* **Direction**: Set down each line of the data below exactly as it stands, dropping the pictures.

* **Supplied records**:

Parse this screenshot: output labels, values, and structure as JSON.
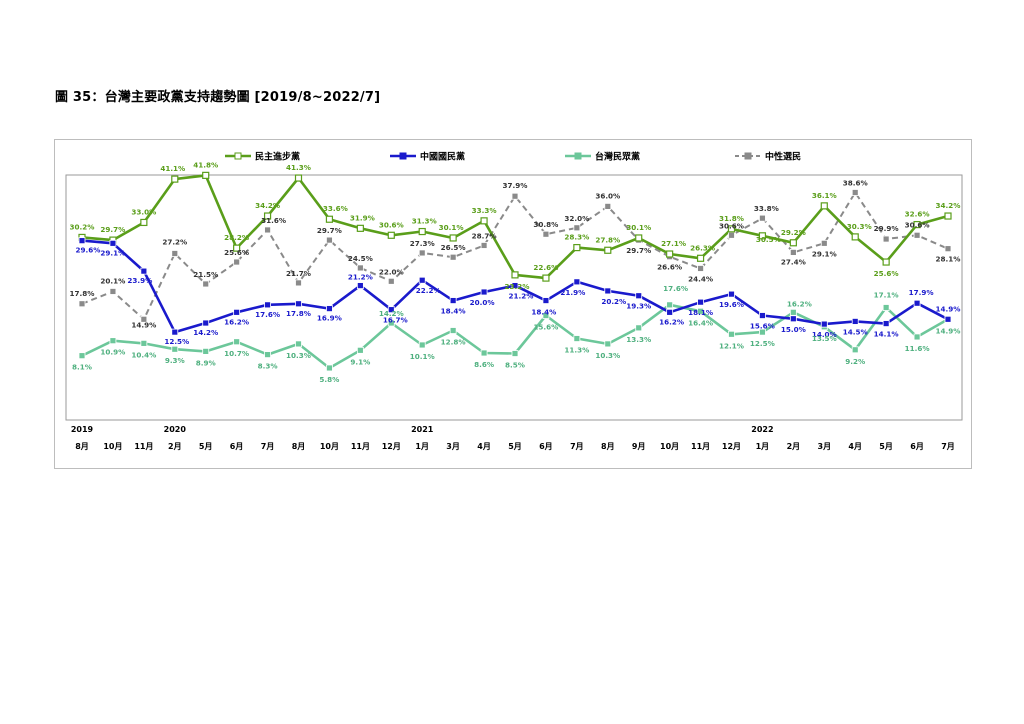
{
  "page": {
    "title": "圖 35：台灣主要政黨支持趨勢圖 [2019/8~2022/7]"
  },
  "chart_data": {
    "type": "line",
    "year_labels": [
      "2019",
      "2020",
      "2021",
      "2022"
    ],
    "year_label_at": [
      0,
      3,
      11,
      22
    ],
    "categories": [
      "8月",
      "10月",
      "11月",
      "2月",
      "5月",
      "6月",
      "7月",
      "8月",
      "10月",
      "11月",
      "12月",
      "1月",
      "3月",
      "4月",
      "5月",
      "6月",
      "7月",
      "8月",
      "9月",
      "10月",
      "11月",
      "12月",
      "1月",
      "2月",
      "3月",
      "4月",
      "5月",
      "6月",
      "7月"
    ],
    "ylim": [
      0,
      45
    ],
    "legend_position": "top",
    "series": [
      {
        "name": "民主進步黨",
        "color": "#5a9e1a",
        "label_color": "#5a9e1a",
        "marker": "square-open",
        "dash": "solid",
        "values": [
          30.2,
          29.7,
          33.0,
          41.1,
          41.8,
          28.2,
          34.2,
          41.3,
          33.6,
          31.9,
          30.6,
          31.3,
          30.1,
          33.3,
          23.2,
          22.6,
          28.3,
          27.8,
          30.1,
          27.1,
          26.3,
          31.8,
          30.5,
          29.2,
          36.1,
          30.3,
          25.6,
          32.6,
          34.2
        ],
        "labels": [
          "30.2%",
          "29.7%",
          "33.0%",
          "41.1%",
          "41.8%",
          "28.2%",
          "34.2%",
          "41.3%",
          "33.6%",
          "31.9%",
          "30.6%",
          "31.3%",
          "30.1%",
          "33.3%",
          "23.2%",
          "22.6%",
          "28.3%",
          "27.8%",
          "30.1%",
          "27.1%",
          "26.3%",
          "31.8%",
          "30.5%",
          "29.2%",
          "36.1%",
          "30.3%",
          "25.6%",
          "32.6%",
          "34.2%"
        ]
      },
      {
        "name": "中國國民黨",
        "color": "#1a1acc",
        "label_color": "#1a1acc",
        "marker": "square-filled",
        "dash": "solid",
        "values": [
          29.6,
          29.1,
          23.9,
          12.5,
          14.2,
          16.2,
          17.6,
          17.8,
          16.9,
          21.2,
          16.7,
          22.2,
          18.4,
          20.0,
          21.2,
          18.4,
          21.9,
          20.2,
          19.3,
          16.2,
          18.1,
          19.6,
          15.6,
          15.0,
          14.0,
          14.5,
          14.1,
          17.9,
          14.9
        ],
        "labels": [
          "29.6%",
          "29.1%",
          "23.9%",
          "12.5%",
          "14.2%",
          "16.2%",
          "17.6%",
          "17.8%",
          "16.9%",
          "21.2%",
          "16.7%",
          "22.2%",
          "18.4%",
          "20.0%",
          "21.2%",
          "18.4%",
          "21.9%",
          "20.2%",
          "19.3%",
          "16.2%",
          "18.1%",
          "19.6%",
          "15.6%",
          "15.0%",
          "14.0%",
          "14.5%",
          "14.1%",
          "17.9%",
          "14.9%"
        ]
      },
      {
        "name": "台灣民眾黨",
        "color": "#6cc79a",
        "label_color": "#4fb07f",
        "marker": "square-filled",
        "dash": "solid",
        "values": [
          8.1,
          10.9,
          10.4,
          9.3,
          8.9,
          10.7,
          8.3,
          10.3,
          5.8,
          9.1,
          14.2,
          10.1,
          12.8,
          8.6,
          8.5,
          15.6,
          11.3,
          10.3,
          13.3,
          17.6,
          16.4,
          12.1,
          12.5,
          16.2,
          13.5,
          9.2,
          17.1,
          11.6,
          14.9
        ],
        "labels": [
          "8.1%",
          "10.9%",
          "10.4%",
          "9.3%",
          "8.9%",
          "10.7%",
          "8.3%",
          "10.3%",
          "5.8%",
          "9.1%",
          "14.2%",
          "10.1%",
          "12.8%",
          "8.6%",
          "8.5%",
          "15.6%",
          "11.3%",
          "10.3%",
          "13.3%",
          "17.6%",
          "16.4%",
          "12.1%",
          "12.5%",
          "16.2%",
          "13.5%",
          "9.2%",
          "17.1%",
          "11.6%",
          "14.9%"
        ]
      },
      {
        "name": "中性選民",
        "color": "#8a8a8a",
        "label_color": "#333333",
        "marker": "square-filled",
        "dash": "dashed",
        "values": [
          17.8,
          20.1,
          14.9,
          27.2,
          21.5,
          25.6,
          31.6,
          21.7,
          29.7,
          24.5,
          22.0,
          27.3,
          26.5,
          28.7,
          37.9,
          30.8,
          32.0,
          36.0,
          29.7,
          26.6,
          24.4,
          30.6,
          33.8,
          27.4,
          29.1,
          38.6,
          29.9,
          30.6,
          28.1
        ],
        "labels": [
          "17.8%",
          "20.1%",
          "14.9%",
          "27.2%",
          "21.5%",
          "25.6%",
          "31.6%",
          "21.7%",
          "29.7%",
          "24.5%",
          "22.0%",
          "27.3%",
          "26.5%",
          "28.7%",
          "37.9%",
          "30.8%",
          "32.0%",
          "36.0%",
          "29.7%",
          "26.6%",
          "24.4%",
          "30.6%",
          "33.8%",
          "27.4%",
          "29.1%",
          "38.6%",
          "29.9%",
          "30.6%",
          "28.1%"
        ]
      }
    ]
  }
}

* **Exercise output**:
Parse this screenshot: output labels, values, and structure as JSON.
{
  "page": {
    "title": "圖 35：台灣主要政黨支持趨勢圖 [2019/8~2022/7]"
  },
  "chart_data": {
    "type": "line",
    "year_labels": [
      "2019",
      "2020",
      "2021",
      "2022"
    ],
    "year_label_at": [
      0,
      3,
      11,
      22
    ],
    "categories": [
      "8月",
      "10月",
      "11月",
      "2月",
      "5月",
      "6月",
      "7月",
      "8月",
      "10月",
      "11月",
      "12月",
      "1月",
      "3月",
      "4月",
      "5月",
      "6月",
      "7月",
      "8月",
      "9月",
      "10月",
      "11月",
      "12月",
      "1月",
      "2月",
      "3月",
      "4月",
      "5月",
      "6月",
      "7月"
    ],
    "ylim": [
      0,
      45
    ],
    "legend_position": "top",
    "series": [
      {
        "name": "民主進步黨",
        "color": "#5a9e1a",
        "label_color": "#5a9e1a",
        "marker": "square-open",
        "dash": "solid",
        "values": [
          30.2,
          29.7,
          33.0,
          41.1,
          41.8,
          28.2,
          34.2,
          41.3,
          33.6,
          31.9,
          30.6,
          31.3,
          30.1,
          33.3,
          23.2,
          22.6,
          28.3,
          27.8,
          30.1,
          27.1,
          26.3,
          31.8,
          30.5,
          29.2,
          36.1,
          30.3,
          25.6,
          32.6,
          34.2
        ],
        "labels": [
          "30.2%",
          "29.7%",
          "33.0%",
          "41.1%",
          "41.8%",
          "28.2%",
          "34.2%",
          "41.3%",
          "33.6%",
          "31.9%",
          "30.6%",
          "31.3%",
          "30.1%",
          "33.3%",
          "23.2%",
          "22.6%",
          "28.3%",
          "27.8%",
          "30.1%",
          "27.1%",
          "26.3%",
          "31.8%",
          "30.5%",
          "29.2%",
          "36.1%",
          "30.3%",
          "25.6%",
          "32.6%",
          "34.2%"
        ]
      },
      {
        "name": "中國國民黨",
        "color": "#1a1acc",
        "label_color": "#1a1acc",
        "marker": "square-filled",
        "dash": "solid",
        "values": [
          29.6,
          29.1,
          23.9,
          12.5,
          14.2,
          16.2,
          17.6,
          17.8,
          16.9,
          21.2,
          16.7,
          22.2,
          18.4,
          20.0,
          21.2,
          18.4,
          21.9,
          20.2,
          19.3,
          16.2,
          18.1,
          19.6,
          15.6,
          15.0,
          14.0,
          14.5,
          14.1,
          17.9,
          14.9
        ],
        "labels": [
          "29.6%",
          "29.1%",
          "23.9%",
          "12.5%",
          "14.2%",
          "16.2%",
          "17.6%",
          "17.8%",
          "16.9%",
          "21.2%",
          "16.7%",
          "22.2%",
          "18.4%",
          "20.0%",
          "21.2%",
          "18.4%",
          "21.9%",
          "20.2%",
          "19.3%",
          "16.2%",
          "18.1%",
          "19.6%",
          "15.6%",
          "15.0%",
          "14.0%",
          "14.5%",
          "14.1%",
          "17.9%",
          "14.9%"
        ]
      },
      {
        "name": "台灣民眾黨",
        "color": "#6cc79a",
        "label_color": "#4fb07f",
        "marker": "square-filled",
        "dash": "solid",
        "values": [
          8.1,
          10.9,
          10.4,
          9.3,
          8.9,
          10.7,
          8.3,
          10.3,
          5.8,
          9.1,
          14.2,
          10.1,
          12.8,
          8.6,
          8.5,
          15.6,
          11.3,
          10.3,
          13.3,
          17.6,
          16.4,
          12.1,
          12.5,
          16.2,
          13.5,
          9.2,
          17.1,
          11.6,
          14.9
        ],
        "labels": [
          "8.1%",
          "10.9%",
          "10.4%",
          "9.3%",
          "8.9%",
          "10.7%",
          "8.3%",
          "10.3%",
          "5.8%",
          "9.1%",
          "14.2%",
          "10.1%",
          "12.8%",
          "8.6%",
          "8.5%",
          "15.6%",
          "11.3%",
          "10.3%",
          "13.3%",
          "17.6%",
          "16.4%",
          "12.1%",
          "12.5%",
          "16.2%",
          "13.5%",
          "9.2%",
          "17.1%",
          "11.6%",
          "14.9%"
        ]
      },
      {
        "name": "中性選民",
        "color": "#8a8a8a",
        "label_color": "#333333",
        "marker": "square-filled",
        "dash": "dashed",
        "values": [
          17.8,
          20.1,
          14.9,
          27.2,
          21.5,
          25.6,
          31.6,
          21.7,
          29.7,
          24.5,
          22.0,
          27.3,
          26.5,
          28.7,
          37.9,
          30.8,
          32.0,
          36.0,
          29.7,
          26.6,
          24.4,
          30.6,
          33.8,
          27.4,
          29.1,
          38.6,
          29.9,
          30.6,
          28.1
        ],
        "labels": [
          "17.8%",
          "20.1%",
          "14.9%",
          "27.2%",
          "21.5%",
          "25.6%",
          "31.6%",
          "21.7%",
          "29.7%",
          "24.5%",
          "22.0%",
          "27.3%",
          "26.5%",
          "28.7%",
          "37.9%",
          "30.8%",
          "32.0%",
          "36.0%",
          "29.7%",
          "26.6%",
          "24.4%",
          "30.6%",
          "33.8%",
          "27.4%",
          "29.1%",
          "38.6%",
          "29.9%",
          "30.6%",
          "28.1%"
        ]
      }
    ]
  }
}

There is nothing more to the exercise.